Collected data:
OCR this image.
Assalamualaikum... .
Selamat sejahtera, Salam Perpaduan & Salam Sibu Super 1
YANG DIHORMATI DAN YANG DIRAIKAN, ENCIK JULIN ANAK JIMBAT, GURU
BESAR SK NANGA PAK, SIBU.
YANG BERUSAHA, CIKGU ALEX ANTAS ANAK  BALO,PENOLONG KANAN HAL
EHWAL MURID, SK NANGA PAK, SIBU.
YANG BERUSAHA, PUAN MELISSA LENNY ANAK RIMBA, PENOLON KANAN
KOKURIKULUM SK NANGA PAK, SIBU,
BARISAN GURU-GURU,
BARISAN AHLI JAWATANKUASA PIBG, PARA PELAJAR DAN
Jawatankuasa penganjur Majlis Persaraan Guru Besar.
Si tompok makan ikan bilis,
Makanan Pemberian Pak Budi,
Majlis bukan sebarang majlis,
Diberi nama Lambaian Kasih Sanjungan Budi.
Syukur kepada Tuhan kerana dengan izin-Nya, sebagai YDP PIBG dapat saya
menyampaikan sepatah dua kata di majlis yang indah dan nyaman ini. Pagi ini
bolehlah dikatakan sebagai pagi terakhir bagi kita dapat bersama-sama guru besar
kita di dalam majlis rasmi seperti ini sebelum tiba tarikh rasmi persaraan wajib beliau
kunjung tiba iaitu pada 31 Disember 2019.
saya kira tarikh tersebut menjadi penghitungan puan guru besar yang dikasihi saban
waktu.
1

EXERCISE REQUIREMENTS:
Repeat the material above in full, keeping every word.

ANSWER IN FULL:
OCR this image.
Assalamualaikum... .
Selamat sejahtera, Salam Perpaduan & Salam Sibu Super 1
YANG DIHORMATI DAN YANG DIRAIKAN, ENCIK JULIN ANAK JIMBAT, GURU
BESAR SK NANGA PAK, SIBU.
YANG BERUSAHA, CIKGU ALEX ANTAS ANAK  BALO,PENOLONG KANAN HAL
EHWAL MURID, SK NANGA PAK, SIBU.
YANG BERUSAHA, PUAN MELISSA LENNY ANAK RIMBA, PENOLON KANAN
KOKURIKULUM SK NANGA PAK, SIBU,
BARISAN GURU-GURU,
BARISAN AHLI JAWATANKUASA PIBG, PARA PELAJAR DAN
Jawatankuasa penganjur Majlis Persaraan Guru Besar.
Si tompok makan ikan bilis,
Makanan Pemberian Pak Budi,
Majlis bukan sebarang majlis,
Diberi nama Lambaian Kasih Sanjungan Budi.
Syukur kepada Tuhan kerana dengan izin-Nya, sebagai YDP PIBG dapat saya
menyampaikan sepatah dua kata di majlis yang indah dan nyaman ini. Pagi ini
bolehlah dikatakan sebagai pagi terakhir bagi kita dapat bersama-sama guru besar
kita di dalam majlis rasmi seperti ini sebelum tiba tarikh rasmi persaraan wajib beliau
kunjung tiba iaitu pada 31 Disember 2019.
saya kira tarikh tersebut menjadi penghitungan puan guru besar yang dikasihi saban
waktu.
1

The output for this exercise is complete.